* [TO DO] Write out each entry, exactly the way it appears.
===== SUPPLIED RECORDS
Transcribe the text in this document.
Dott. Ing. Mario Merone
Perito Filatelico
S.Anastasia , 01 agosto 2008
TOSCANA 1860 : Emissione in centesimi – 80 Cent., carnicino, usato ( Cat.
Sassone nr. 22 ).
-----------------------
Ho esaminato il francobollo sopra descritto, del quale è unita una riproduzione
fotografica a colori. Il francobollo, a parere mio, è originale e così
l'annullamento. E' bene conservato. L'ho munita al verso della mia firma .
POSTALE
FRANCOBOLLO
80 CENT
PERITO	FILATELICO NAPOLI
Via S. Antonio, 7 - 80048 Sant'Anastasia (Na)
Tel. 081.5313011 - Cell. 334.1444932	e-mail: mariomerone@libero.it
==========
* [EXERCISE OUTPUT]
Transcribe the text in this document.
Dott. Ing. Mario Merone
Perito Filatelico
S.Anastasia , 01 agosto 2008
TOSCANA 1860 : Emissione in centesimi – 80 Cent., carnicino, usato ( Cat.
Sassone nr. 22 ).
-----------------------
Ho esaminato il francobollo sopra descritto, del quale è unita una riproduzione
fotografica a colori. Il francobollo, a parere mio, è originale e così
l'annullamento. E' bene conservato. L'ho munita al verso della mia firma .
POSTALE
FRANCOBOLLO
80 CENT
PERITO	FILATELICO NAPOLI
Via S. Antonio, 7 - 80048 Sant'Anastasia (Na)
Tel. 081.5313011 - Cell. 334.1444932	e-mail: mariomerone@libero.it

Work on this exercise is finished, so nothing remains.